** Start of Dataset records **

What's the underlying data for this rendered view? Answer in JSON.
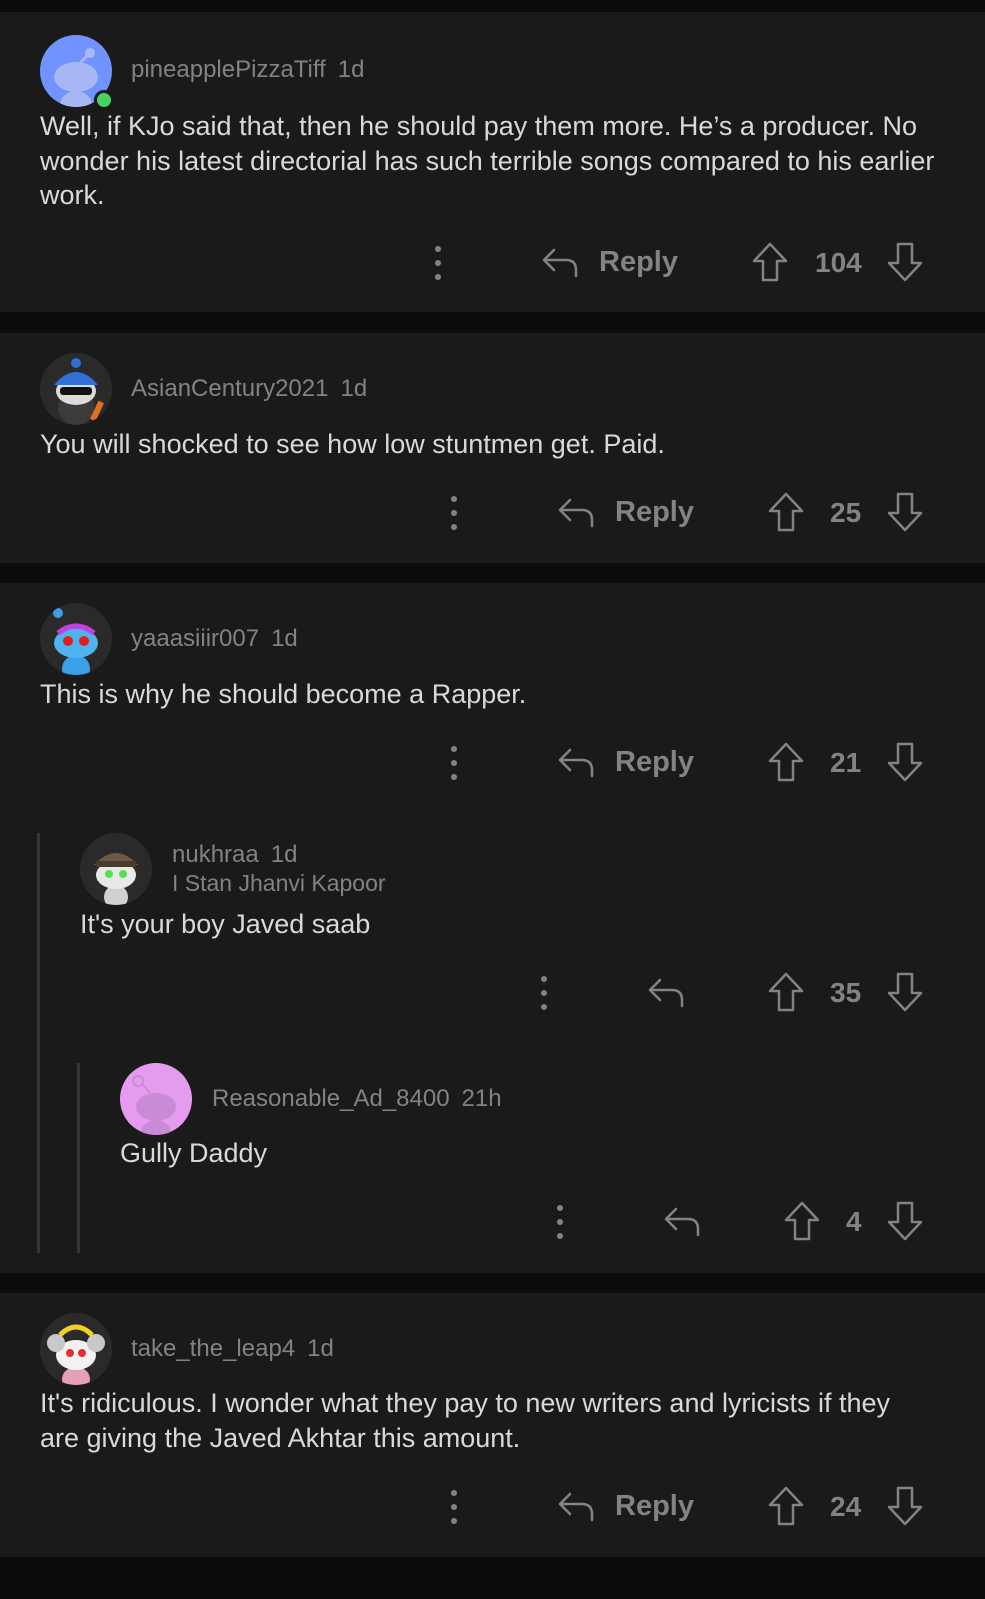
{
  "comments": [
    {
      "user": "pineapplePizzaTiff",
      "time": "1d",
      "online": true,
      "text": "Well, if KJo said that, then he should pay them more. He’s a producer. No wonder his latest directorial has such terrible songs compared to his earlier work.",
      "reply_label": "Reply",
      "votes": "104",
      "avatar": "snoo-avatar-blue"
    },
    {
      "user": "AsianCentury2021",
      "time": "1d",
      "text": "You will shocked to see how low stuntmen get. Paid.",
      "reply_label": "Reply",
      "votes": "25",
      "avatar": "snoo-avatar-sunglasses"
    },
    {
      "user": "yaaasiiir007",
      "time": "1d",
      "text": "This is why he should become a Rapper.",
      "reply_label": "Reply",
      "votes": "21",
      "avatar": "snoo-avatar-blue-face"
    },
    {
      "user": "nukhraa",
      "time": "1d",
      "flair": "I Stan Jhanvi Kapoor",
      "text": "It's your boy Javed saab",
      "votes": "35",
      "avatar": "snoo-avatar-hat"
    },
    {
      "user": "Reasonable_Ad_8400",
      "time": "21h",
      "text": "Gully Daddy",
      "votes": "4",
      "avatar": "snoo-avatar-purple"
    },
    {
      "user": "take_the_leap4",
      "time": "1d",
      "text": "It's ridiculous. I wonder what they pay to new writers and lyricists if they are giving the Javed Akhtar this amount.",
      "reply_label": "Reply",
      "votes": "24",
      "avatar": "snoo-avatar-koala"
    }
  ],
  "icons": {
    "more": "more-vertical-icon",
    "reply": "reply-arrow-icon",
    "up": "upvote-icon",
    "down": "downvote-icon"
  },
  "colors": {
    "background": "#0b0b0c",
    "card": "#1a1a1b",
    "text": "#d7dadc",
    "meta": "#818384",
    "online": "#46d160"
  }
}
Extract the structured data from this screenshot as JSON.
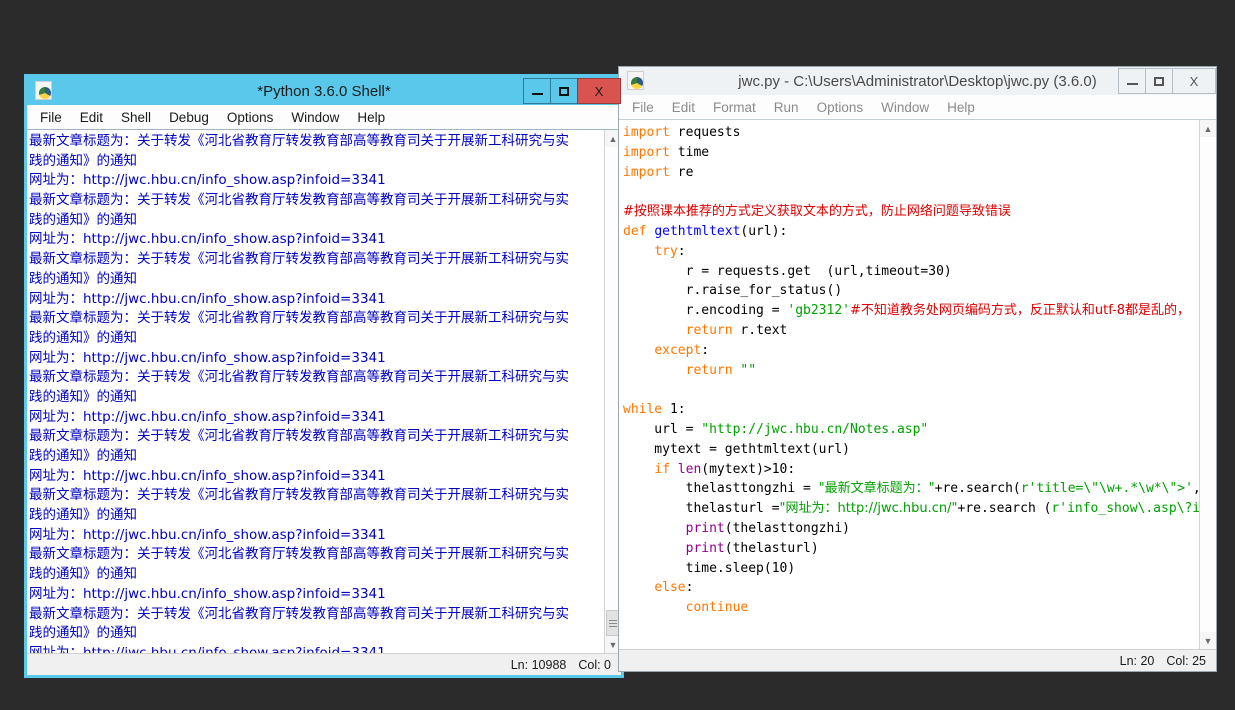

** End of Dataset records **

## Requirement
Reproduce the listing exactly. Leave its pictures out.

## Answer for this exercise
What's the underlying data for this rendered view? Answer in JSON.
{
  "comments": [
    {
      "user": "pineapplePizzaTiff",
      "time": "1d",
      "online": true,
      "text": "Well, if KJo said that, then he should pay them more. He’s a producer. No wonder his latest directorial has such terrible songs compared to his earlier work.",
      "reply_label": "Reply",
      "votes": "104",
      "avatar": "snoo-avatar-blue"
    },
    {
      "user": "AsianCentury2021",
      "time": "1d",
      "text": "You will shocked to see how low stuntmen get. Paid.",
      "reply_label": "Reply",
      "votes": "25",
      "avatar": "snoo-avatar-sunglasses"
    },
    {
      "user": "yaaasiiir007",
      "time": "1d",
      "text": "This is why he should become a Rapper.",
      "reply_label": "Reply",
      "votes": "21",
      "avatar": "snoo-avatar-blue-face"
    },
    {
      "user": "nukhraa",
      "time": "1d",
      "flair": "I Stan Jhanvi Kapoor",
      "text": "It's your boy Javed saab",
      "votes": "35",
      "avatar": "snoo-avatar-hat"
    },
    {
      "user": "Reasonable_Ad_8400",
      "time": "21h",
      "text": "Gully Daddy",
      "votes": "4",
      "avatar": "snoo-avatar-purple"
    },
    {
      "user": "take_the_leap4",
      "time": "1d",
      "text": "It's ridiculous. I wonder what they pay to new writers and lyricists if they are giving the Javed Akhtar this amount.",
      "reply_label": "Reply",
      "votes": "24",
      "avatar": "snoo-avatar-koala"
    }
  ],
  "icons": {
    "more": "more-vertical-icon",
    "reply": "reply-arrow-icon",
    "up": "upvote-icon",
    "down": "downvote-icon"
  },
  "colors": {
    "background": "#0b0b0c",
    "card": "#1a1a1b",
    "text": "#d7dadc",
    "meta": "#818384",
    "online": "#46d160"
  }
}
Extract the structured data from this screenshot as JSON.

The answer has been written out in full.